EXERCISE DETAILS:
Repeat the full listing, word for word.

Data entries
========================

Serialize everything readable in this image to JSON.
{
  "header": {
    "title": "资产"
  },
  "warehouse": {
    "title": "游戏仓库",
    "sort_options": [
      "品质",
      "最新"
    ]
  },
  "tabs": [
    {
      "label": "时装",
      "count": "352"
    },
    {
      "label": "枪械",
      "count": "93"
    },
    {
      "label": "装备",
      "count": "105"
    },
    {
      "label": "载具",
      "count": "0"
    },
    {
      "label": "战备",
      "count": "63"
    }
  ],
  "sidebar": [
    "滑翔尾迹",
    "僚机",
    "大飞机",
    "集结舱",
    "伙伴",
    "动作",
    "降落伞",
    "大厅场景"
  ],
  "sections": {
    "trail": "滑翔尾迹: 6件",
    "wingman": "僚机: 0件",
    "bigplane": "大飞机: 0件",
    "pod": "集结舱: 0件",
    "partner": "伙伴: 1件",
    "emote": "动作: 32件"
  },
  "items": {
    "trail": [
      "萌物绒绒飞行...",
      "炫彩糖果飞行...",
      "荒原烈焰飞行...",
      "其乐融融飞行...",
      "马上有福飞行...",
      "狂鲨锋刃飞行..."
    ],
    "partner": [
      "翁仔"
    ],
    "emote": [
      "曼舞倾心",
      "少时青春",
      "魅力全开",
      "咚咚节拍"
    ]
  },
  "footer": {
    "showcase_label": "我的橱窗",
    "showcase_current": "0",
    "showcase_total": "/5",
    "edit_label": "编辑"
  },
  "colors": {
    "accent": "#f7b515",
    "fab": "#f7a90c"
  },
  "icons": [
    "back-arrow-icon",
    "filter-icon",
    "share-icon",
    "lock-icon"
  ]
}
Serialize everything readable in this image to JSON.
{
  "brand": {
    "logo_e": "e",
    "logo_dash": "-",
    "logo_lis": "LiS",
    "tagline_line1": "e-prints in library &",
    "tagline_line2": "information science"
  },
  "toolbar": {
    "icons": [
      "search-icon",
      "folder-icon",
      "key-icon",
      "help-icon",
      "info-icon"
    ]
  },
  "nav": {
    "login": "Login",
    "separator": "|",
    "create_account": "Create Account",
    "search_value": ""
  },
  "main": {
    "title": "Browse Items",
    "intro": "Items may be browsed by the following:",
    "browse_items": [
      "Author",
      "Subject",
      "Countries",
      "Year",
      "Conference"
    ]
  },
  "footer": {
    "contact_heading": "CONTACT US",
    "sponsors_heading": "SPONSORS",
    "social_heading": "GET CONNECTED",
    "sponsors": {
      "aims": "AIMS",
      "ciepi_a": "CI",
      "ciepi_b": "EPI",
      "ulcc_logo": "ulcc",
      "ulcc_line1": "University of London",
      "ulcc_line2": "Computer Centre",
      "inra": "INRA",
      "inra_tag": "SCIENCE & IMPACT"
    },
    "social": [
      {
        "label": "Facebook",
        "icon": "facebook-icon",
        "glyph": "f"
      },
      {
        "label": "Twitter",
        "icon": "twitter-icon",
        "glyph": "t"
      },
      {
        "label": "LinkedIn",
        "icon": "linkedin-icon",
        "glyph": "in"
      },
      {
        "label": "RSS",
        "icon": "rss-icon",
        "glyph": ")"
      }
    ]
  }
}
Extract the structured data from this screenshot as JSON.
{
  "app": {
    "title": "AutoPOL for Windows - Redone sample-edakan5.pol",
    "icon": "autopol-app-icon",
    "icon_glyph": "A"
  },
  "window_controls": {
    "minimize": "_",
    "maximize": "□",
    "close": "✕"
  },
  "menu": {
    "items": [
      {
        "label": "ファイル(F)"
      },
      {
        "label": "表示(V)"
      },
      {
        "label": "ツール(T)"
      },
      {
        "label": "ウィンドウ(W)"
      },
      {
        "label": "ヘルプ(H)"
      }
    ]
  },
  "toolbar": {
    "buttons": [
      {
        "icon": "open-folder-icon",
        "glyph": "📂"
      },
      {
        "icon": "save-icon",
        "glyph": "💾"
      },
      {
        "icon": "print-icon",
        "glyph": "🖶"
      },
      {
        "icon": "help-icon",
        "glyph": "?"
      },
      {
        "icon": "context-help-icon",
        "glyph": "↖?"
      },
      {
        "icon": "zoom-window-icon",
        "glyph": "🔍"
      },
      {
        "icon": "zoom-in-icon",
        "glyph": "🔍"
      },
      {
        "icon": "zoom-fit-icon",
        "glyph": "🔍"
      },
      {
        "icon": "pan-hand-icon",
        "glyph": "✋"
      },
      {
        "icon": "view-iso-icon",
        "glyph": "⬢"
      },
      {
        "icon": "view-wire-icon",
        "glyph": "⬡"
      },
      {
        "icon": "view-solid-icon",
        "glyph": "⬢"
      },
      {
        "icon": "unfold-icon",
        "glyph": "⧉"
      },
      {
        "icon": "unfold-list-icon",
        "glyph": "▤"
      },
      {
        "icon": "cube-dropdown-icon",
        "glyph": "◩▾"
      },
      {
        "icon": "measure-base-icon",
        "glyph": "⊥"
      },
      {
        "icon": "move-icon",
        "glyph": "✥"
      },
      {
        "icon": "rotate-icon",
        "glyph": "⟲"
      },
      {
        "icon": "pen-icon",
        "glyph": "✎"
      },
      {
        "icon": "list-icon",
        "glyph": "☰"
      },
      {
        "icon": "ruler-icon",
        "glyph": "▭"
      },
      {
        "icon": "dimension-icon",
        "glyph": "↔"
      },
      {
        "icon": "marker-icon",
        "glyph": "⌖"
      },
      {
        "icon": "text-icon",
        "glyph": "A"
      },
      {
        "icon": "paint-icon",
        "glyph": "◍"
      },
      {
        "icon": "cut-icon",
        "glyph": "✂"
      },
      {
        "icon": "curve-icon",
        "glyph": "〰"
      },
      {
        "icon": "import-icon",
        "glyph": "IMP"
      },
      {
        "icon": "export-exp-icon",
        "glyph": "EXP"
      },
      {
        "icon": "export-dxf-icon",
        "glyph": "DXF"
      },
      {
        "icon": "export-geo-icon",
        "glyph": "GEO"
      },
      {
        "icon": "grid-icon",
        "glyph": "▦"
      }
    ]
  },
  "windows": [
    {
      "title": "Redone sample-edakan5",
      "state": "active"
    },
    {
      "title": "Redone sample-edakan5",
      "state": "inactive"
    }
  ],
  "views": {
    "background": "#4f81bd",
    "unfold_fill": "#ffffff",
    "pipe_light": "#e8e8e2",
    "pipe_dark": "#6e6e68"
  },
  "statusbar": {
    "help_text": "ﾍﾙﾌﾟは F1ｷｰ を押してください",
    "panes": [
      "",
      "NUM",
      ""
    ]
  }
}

========================

TASK RESULT:
Serialize everything readable in this image to JSON.
{
  "header": {
    "title": "资产"
  },
  "warehouse": {
    "title": "游戏仓库",
    "sort_options": [
      "品质",
      "最新"
    ]
  },
  "tabs": [
    {
      "label": "时装",
      "count": "352"
    },
    {
      "label": "枪械",
      "count": "93"
    },
    {
      "label": "装备",
      "count": "105"
    },
    {
      "label": "载具",
      "count": "0"
    },
    {
      "label": "战备",
      "count": "63"
    }
  ],
  "sidebar": [
    "滑翔尾迹",
    "僚机",
    "大飞机",
    "集结舱",
    "伙伴",
    "动作",
    "降落伞",
    "大厅场景"
  ],
  "sections": {
    "trail": "滑翔尾迹: 6件",
    "wingman": "僚机: 0件",
    "bigplane": "大飞机: 0件",
    "pod": "集结舱: 0件",
    "partner": "伙伴: 1件",
    "emote": "动作: 32件"
  },
  "items": {
    "trail": [
      "萌物绒绒飞行...",
      "炫彩糖果飞行...",
      "荒原烈焰飞行...",
      "其乐融融飞行...",
      "马上有福飞行...",
      "狂鲨锋刃飞行..."
    ],
    "partner": [
      "翁仔"
    ],
    "emote": [
      "曼舞倾心",
      "少时青春",
      "魅力全开",
      "咚咚节拍"
    ]
  },
  "footer": {
    "showcase_label": "我的橱窗",
    "showcase_current": "0",
    "showcase_total": "/5",
    "edit_label": "编辑"
  },
  "colors": {
    "accent": "#f7b515",
    "fab": "#f7a90c"
  },
  "icons": [
    "back-arrow-icon",
    "filter-icon",
    "share-icon",
    "lock-icon"
  ]
}
Serialize everything readable in this image to JSON.
{
  "brand": {
    "logo_e": "e",
    "logo_dash": "-",
    "logo_lis": "LiS",
    "tagline_line1": "e-prints in library &",
    "tagline_line2": "information science"
  },
  "toolbar": {
    "icons": [
      "search-icon",
      "folder-icon",
      "key-icon",
      "help-icon",
      "info-icon"
    ]
  },
  "nav": {
    "login": "Login",
    "separator": "|",
    "create_account": "Create Account",
    "search_value": ""
  },
  "main": {
    "title": "Browse Items",
    "intro": "Items may be browsed by the following:",
    "browse_items": [
      "Author",
      "Subject",
      "Countries",
      "Year",
      "Conference"
    ]
  },
  "footer": {
    "contact_heading": "CONTACT US",
    "sponsors_heading": "SPONSORS",
    "social_heading": "GET CONNECTED",
    "sponsors": {
      "aims": "AIMS",
      "ciepi_a": "CI",
      "ciepi_b": "EPI",
      "ulcc_logo": "ulcc",
      "ulcc_line1": "University of London",
      "ulcc_line2": "Computer Centre",
      "inra": "INRA",
      "inra_tag": "SCIENCE & IMPACT"
    },
    "social": [
      {
        "label": "Facebook",
        "icon": "facebook-icon",
        "glyph": "f"
      },
      {
        "label": "Twitter",
        "icon": "twitter-icon",
        "glyph": "t"
      },
      {
        "label": "LinkedIn",
        "icon": "linkedin-icon",
        "glyph": "in"
      },
      {
        "label": "RSS",
        "icon": "rss-icon",
        "glyph": ")"
      }
    ]
  }
}
Extract the structured data from this screenshot as JSON.
{
  "app": {
    "title": "AutoPOL for Windows - Redone sample-edakan5.pol",
    "icon": "autopol-app-icon",
    "icon_glyph": "A"
  },
  "window_controls": {
    "minimize": "_",
    "maximize": "□",
    "close": "✕"
  },
  "menu": {
    "items": [
      {
        "label": "ファイル(F)"
      },
      {
        "label": "表示(V)"
      },
      {
        "label": "ツール(T)"
      },
      {
        "label": "ウィンドウ(W)"
      },
      {
        "label": "ヘルプ(H)"
      }
    ]
  },
  "toolbar": {
    "buttons": [
      {
        "icon": "open-folder-icon",
        "glyph": "📂"
      },
      {
        "icon": "save-icon",
        "glyph": "💾"
      },
      {
        "icon": "print-icon",
        "glyph": "🖶"
      },
      {
        "icon": "help-icon",
        "glyph": "?"
      },
      {
        "icon": "context-help-icon",
        "glyph": "↖?"
      },
      {
        "icon": "zoom-window-icon",
        "glyph": "🔍"
      },
      {
        "icon": "zoom-in-icon",
        "glyph": "🔍"
      },
      {
        "icon": "zoom-fit-icon",
        "glyph": "🔍"
      },
      {
        "icon": "pan-hand-icon",
        "glyph": "✋"
      },
      {
        "icon": "view-iso-icon",
        "glyph": "⬢"
      },
      {
        "icon": "view-wire-icon",
        "glyph": "⬡"
      },
      {
        "icon": "view-solid-icon",
        "glyph": "⬢"
      },
      {
        "icon": "unfold-icon",
        "glyph": "⧉"
      },
      {
        "icon": "unfold-list-icon",
        "glyph": "▤"
      },
      {
        "icon": "cube-dropdown-icon",
        "glyph": "◩▾"
      },
      {
        "icon": "measure-base-icon",
        "glyph": "⊥"
      },
      {
        "icon": "move-icon",
        "glyph": "✥"
      },
      {
        "icon": "rotate-icon",
        "glyph": "⟲"
      },
      {
        "icon": "pen-icon",
        "glyph": "✎"
      },
      {
        "icon": "list-icon",
        "glyph": "☰"
      },
      {
        "icon": "ruler-icon",
        "glyph": "▭"
      },
      {
        "icon": "dimension-icon",
        "glyph": "↔"
      },
      {
        "icon": "marker-icon",
        "glyph": "⌖"
      },
      {
        "icon": "text-icon",
        "glyph": "A"
      },
      {
        "icon": "paint-icon",
        "glyph": "◍"
      },
      {
        "icon": "cut-icon",
        "glyph": "✂"
      },
      {
        "icon": "curve-icon",
        "glyph": "〰"
      },
      {
        "icon": "import-icon",
        "glyph": "IMP"
      },
      {
        "icon": "export-exp-icon",
        "glyph": "EXP"
      },
      {
        "icon": "export-dxf-icon",
        "glyph": "DXF"
      },
      {
        "icon": "export-geo-icon",
        "glyph": "GEO"
      },
      {
        "icon": "grid-icon",
        "glyph": "▦"
      }
    ]
  },
  "windows": [
    {
      "title": "Redone sample-edakan5",
      "state": "active"
    },
    {
      "title": "Redone sample-edakan5",
      "state": "inactive"
    }
  ],
  "views": {
    "background": "#4f81bd",
    "unfold_fill": "#ffffff",
    "pipe_light": "#e8e8e2",
    "pipe_dark": "#6e6e68"
  },
  "statusbar": {
    "help_text": "ﾍﾙﾌﾟは F1ｷｰ を押してください",
    "panes": [
      "",
      "NUM",
      ""
    ]
  }
}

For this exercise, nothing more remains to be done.